Layout dataset entries:
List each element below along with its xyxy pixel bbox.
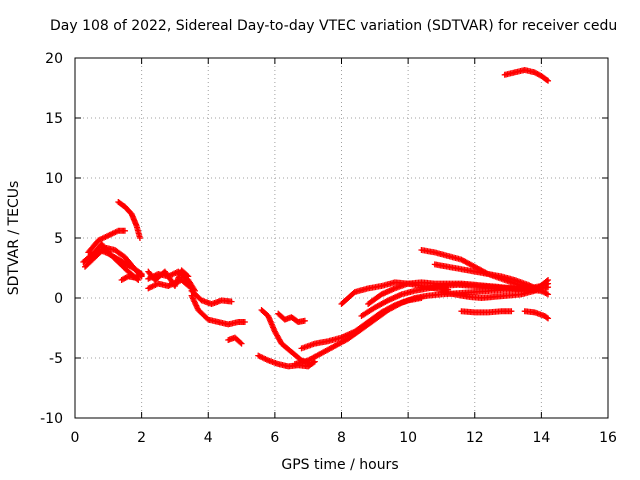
x-tick-label: 10 [399, 430, 417, 446]
series-track-23 [438, 277, 552, 301]
data-point [241, 319, 248, 325]
series-track-26 [501, 67, 552, 84]
data-point [390, 302, 397, 309]
data-layer [80, 67, 552, 370]
data-point [383, 298, 390, 305]
series-track-12 [225, 334, 245, 347]
x-tick-label: 14 [532, 430, 550, 446]
data-point [187, 284, 194, 291]
y-tick-label: -10 [40, 411, 63, 427]
x-tick-label: 0 [71, 430, 80, 446]
series-track-15 [275, 310, 308, 325]
data-point [238, 340, 245, 347]
data-point [136, 235, 143, 241]
data-point [545, 291, 552, 298]
y-tick-label: 15 [45, 111, 63, 127]
y-tick-label: 20 [45, 51, 63, 67]
data-point [237, 339, 244, 346]
series-track-09 [145, 267, 192, 289]
series-track-10 [188, 287, 235, 307]
y-tick-label: 10 [45, 171, 63, 187]
data-point [543, 290, 550, 297]
x-axis-label: GPS time / hours [281, 457, 399, 473]
x-tick-label: 12 [466, 430, 484, 446]
data-point [138, 272, 145, 279]
data-point [301, 317, 308, 324]
series-track-25 [521, 308, 552, 322]
series-track-24 [458, 308, 515, 316]
data-point [184, 272, 191, 279]
data-point [543, 77, 550, 83]
data-point [508, 308, 515, 315]
x-tick-label: 8 [337, 430, 346, 446]
y-tick-label: -5 [49, 351, 63, 367]
series-track-11 [188, 292, 248, 328]
data-point [545, 77, 552, 84]
x-tick-label: 6 [270, 430, 279, 446]
x-tick-label: 2 [137, 430, 146, 446]
data-point [545, 315, 552, 322]
y-tick-label: 5 [54, 231, 63, 247]
data-point [121, 227, 128, 234]
series-track-05 [118, 272, 145, 283]
data-point [418, 295, 425, 301]
data-point [185, 273, 192, 280]
chart-title: Day 108 of 2022, Sidereal Day-to-day VTE… [50, 18, 618, 34]
series-track-06 [115, 199, 143, 241]
tick-layer: 0 2 4 6 8 10 12 14 16 -10 -5 0 5 10 15 20 [40, 51, 617, 446]
data-point [545, 277, 552, 283]
y-tick-label: 0 [54, 291, 63, 307]
x-tick-label: 16 [599, 430, 617, 446]
x-tick-label: 4 [204, 430, 213, 446]
series-track-03 [85, 227, 128, 256]
series-track-17 [298, 295, 425, 352]
data-point [543, 314, 550, 321]
data-point [228, 298, 235, 305]
series-track-22 [431, 261, 552, 298]
grid-layer [75, 58, 608, 418]
data-point [543, 277, 550, 284]
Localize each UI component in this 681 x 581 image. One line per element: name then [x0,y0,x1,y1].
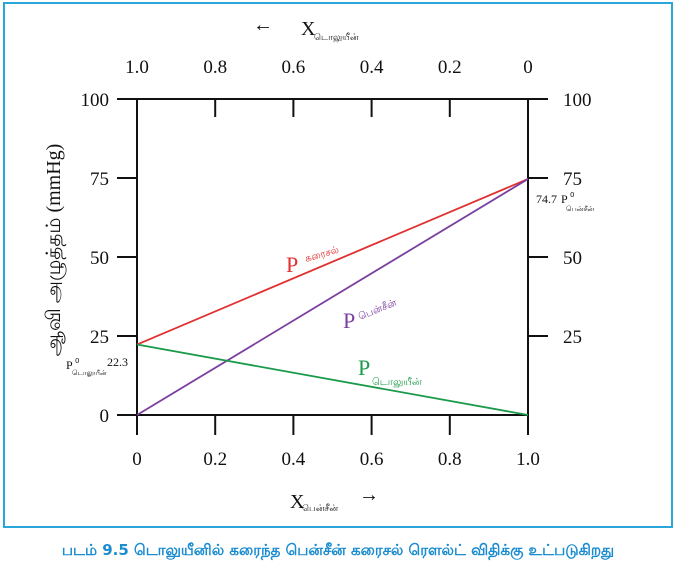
figure-frame [3,2,673,574]
left-value-annotation: 22.3 [107,355,128,369]
x-bottom-axis-arrow: → [359,484,379,506]
right-value-annotation: 74.7 [536,192,557,206]
series-line-2 [136,178,529,416]
x-top-axis-subtitle: டொலுயீன் [314,33,359,43]
x-top-tick-label: 0.4 [360,57,384,78]
x-bottom-axis-title: X [290,491,305,513]
left-sub-annotation: டொலுயீன் [72,369,107,377]
series-line-3 [136,343,529,416]
figure-caption: படம் 9.5 டொலுயீனில் கரைந்த பென்சீன் கரைச… [61,541,615,559]
x-bottom-tick-label: 0 [132,449,142,470]
series-label-sub-1: கரைசல் [304,245,341,265]
right-symbol-annotation: P [561,192,568,206]
x-top-tick-label: 0 [523,57,533,78]
right-sup-annotation: 0 [570,191,574,199]
series-label-sub-3: டொலுயீன் [372,377,422,388]
y-right-tick-label: 25 [563,327,582,348]
left-sup-annotation: 0 [75,357,79,365]
x-top-tick-label: 0.2 [438,57,462,78]
series-label-sub-2: பென்சீன் [357,297,399,322]
x-top-tick-label: 1.0 [125,57,149,78]
y-left-tick-label: 50 [90,248,109,269]
y-left-tick-label: 25 [90,327,109,348]
series-label-letter-2: P [343,308,355,333]
caption-bar: படம் 9.5 டொலுயீனில் கரைந்த பென்சீன் கரைச… [3,526,673,574]
raoult-law-chart: 0 0.2 0.4 0.6 0.8 1.0 1.0 0.8 0.6 0.4 0.2 0 0 25 50 75 1… [43,14,594,514]
y-left-tick-label: 0 [100,406,110,427]
y-axis-title: ஆவி அழுத்தம் (mmHg) [43,144,66,357]
series-label-letter-3: P [358,355,370,380]
x-top-tick-label: 0.6 [282,57,306,78]
right-sub-annotation: பென்சீன் [566,205,594,213]
y-left-tick-label: 100 [81,90,110,111]
x-top-axis-title: X [301,18,316,40]
series-label-letter-1: P [286,252,298,277]
y-left-tick-label: 75 [90,169,109,190]
x-top-tick-label: 0.8 [203,57,227,78]
y-right-tick-label: 100 [563,90,592,111]
y-right-tick-label: 50 [563,248,582,269]
x-top-axis-arrow: ← [253,14,273,36]
x-bottom-tick-label: 0.4 [282,449,306,470]
series-line-1 [136,178,529,346]
y-right-tick-label: 75 [563,169,582,190]
x-bottom-tick-label: 0.2 [203,449,227,470]
x-bottom-tick-label: 0.6 [360,449,384,470]
x-bottom-tick-label: 0.8 [438,449,462,470]
x-bottom-tick-label: 1.0 [516,449,540,470]
left-symbol-annotation: P [66,358,73,372]
x-bottom-axis-subtitle: பென்சீன் [302,504,338,514]
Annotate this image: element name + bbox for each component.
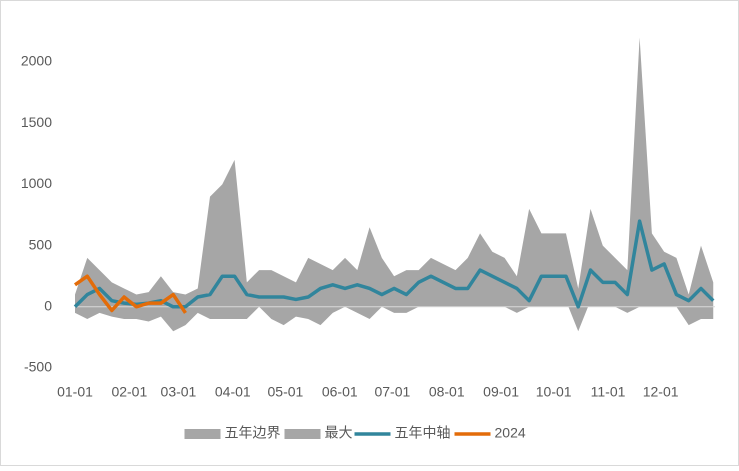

- _Your objective_: Could you rewrite the listing above with every "data-point" replaced by "plot-marker", keeping everything else the same and leaving out the pictures?

- _Result for this task_:
List each element below along with its xyxy pixel bbox.
x-tick-label: 10 [399, 430, 417, 446]
series-track-23 [438, 277, 552, 301]
plot-marker [241, 319, 248, 325]
series-track-26 [501, 67, 552, 84]
plot-marker [390, 302, 397, 309]
data-layer [80, 67, 552, 370]
plot-marker [383, 298, 390, 305]
series-track-12 [225, 334, 245, 347]
x-tick-label: 14 [532, 430, 550, 446]
plot-marker [187, 284, 194, 291]
y-tick-label: -10 [40, 411, 63, 427]
x-tick-label: 0 [71, 430, 80, 446]
series-track-15 [275, 310, 308, 325]
plot-marker [238, 340, 245, 347]
plot-marker [136, 235, 143, 241]
plot-marker [545, 291, 552, 298]
y-tick-label: 15 [45, 111, 63, 127]
y-tick-label: 20 [45, 51, 63, 67]
plot-marker [237, 339, 244, 346]
series-track-09 [145, 267, 192, 289]
series-track-10 [188, 287, 235, 307]
y-tick-label: 10 [45, 171, 63, 187]
plot-marker [543, 290, 550, 297]
x-axis-label: GPS time / hours [281, 457, 399, 473]
x-tick-label: 12 [466, 430, 484, 446]
plot-marker [138, 272, 145, 279]
plot-marker [301, 317, 308, 324]
series-track-25 [521, 308, 552, 322]
series-track-24 [458, 308, 515, 316]
plot-marker [184, 272, 191, 279]
plot-marker [543, 77, 550, 83]
plot-marker [508, 308, 515, 315]
x-tick-label: 8 [337, 430, 346, 446]
y-tick-label: -5 [49, 351, 63, 367]
series-track-11 [188, 292, 248, 328]
plot-marker [545, 77, 552, 84]
x-tick-label: 6 [270, 430, 279, 446]
x-tick-label: 2 [137, 430, 146, 446]
plot-marker [545, 315, 552, 322]
y-tick-label: 5 [54, 231, 63, 247]
plot-marker [121, 227, 128, 234]
series-track-05 [118, 272, 145, 283]
plot-marker [418, 295, 425, 301]
plot-marker [185, 273, 192, 280]
chart-title: Day 108 of 2022, Sidereal Day-to-day VTE… [50, 18, 618, 34]
series-track-06 [115, 199, 143, 241]
tick-layer: 0 2 4 6 8 10 12 14 16 -10 -5 0 5 10 15 20 [40, 51, 617, 446]
plot-marker [545, 277, 552, 283]
y-tick-label: 0 [54, 291, 63, 307]
x-tick-label: 16 [599, 430, 617, 446]
x-tick-label: 4 [204, 430, 213, 446]
series-track-03 [85, 227, 128, 256]
series-track-17 [298, 295, 425, 352]
plot-marker [543, 314, 550, 321]
plot-marker [228, 298, 235, 305]
series-track-22 [431, 261, 552, 298]
grid-layer [75, 58, 608, 418]
plot-marker [543, 277, 550, 284]
Localize each UI component in this 681 x 581 image. One line per element: name then [x0,y0,x1,y1].
figure-frame [3,2,673,574]
left-value-annotation: 22.3 [107,355,128,369]
x-bottom-axis-arrow: → [359,484,379,506]
right-value-annotation: 74.7 [536,192,557,206]
series-line-2 [136,178,529,416]
x-top-axis-subtitle: டொலுயீன் [314,33,359,43]
x-top-tick-label: 0.4 [360,57,384,78]
x-bottom-axis-title: X [290,491,305,513]
left-sub-annotation: டொலுயீன் [72,369,107,377]
series-line-3 [136,343,529,416]
figure-caption: படம் 9.5 டொலுயீனில் கரைந்த பென்சீன் கரைச… [61,541,615,559]
x-bottom-tick-label: 0 [132,449,142,470]
series-label-sub-1: கரைசல் [304,245,341,265]
right-symbol-annotation: P [561,192,568,206]
x-top-tick-label: 0 [523,57,533,78]
right-sup-annotation: 0 [570,191,574,199]
series-label-sub-3: டொலுயீன் [372,377,422,388]
y-right-tick-label: 25 [563,327,582,348]
left-sup-annotation: 0 [75,357,79,365]
x-top-tick-label: 0.2 [438,57,462,78]
series-label-sub-2: பென்சீன் [357,297,399,322]
x-top-tick-label: 1.0 [125,57,149,78]
y-left-tick-label: 50 [90,248,109,269]
y-left-tick-label: 25 [90,327,109,348]
series-label-letter-2: P [343,308,355,333]
caption-bar: படம் 9.5 டொலுயீனில் கரைந்த பென்சீன் கரைச… [3,526,673,574]
raoult-law-chart: 0 0.2 0.4 0.6 0.8 1.0 1.0 0.8 0.6 0.4 0.2 0 0 25 50 75 1… [43,14,594,514]
y-left-tick-label: 0 [100,406,110,427]
y-axis-title: ஆவி அழுத்தம் (mmHg) [43,144,66,357]
series-label-letter-3: P [358,355,370,380]
x-top-tick-label: 0.6 [282,57,306,78]
right-sub-annotation: பென்சீன் [566,205,594,213]
y-left-tick-label: 100 [81,90,110,111]
x-top-axis-title: X [301,18,316,40]
series-label-letter-1: P [286,252,298,277]
y-left-tick-label: 75 [90,169,109,190]
x-top-tick-label: 0.8 [203,57,227,78]
y-right-tick-label: 100 [563,90,592,111]
y-right-tick-label: 50 [563,248,582,269]
x-top-axis-arrow: ← [253,14,273,36]
x-bottom-tick-label: 0.4 [282,449,306,470]
series-line-1 [136,178,529,346]
y-right-tick-label: 75 [563,169,582,190]
x-bottom-tick-label: 0.2 [203,449,227,470]
x-bottom-tick-label: 0.6 [360,449,384,470]
x-bottom-tick-label: 0.8 [438,449,462,470]
x-bottom-tick-label: 1.0 [516,449,540,470]
left-symbol-annotation: P [66,358,73,372]
x-bottom-axis-subtitle: பென்சீன் [302,504,338,514]
Annotate this image: element name + bbox for each component.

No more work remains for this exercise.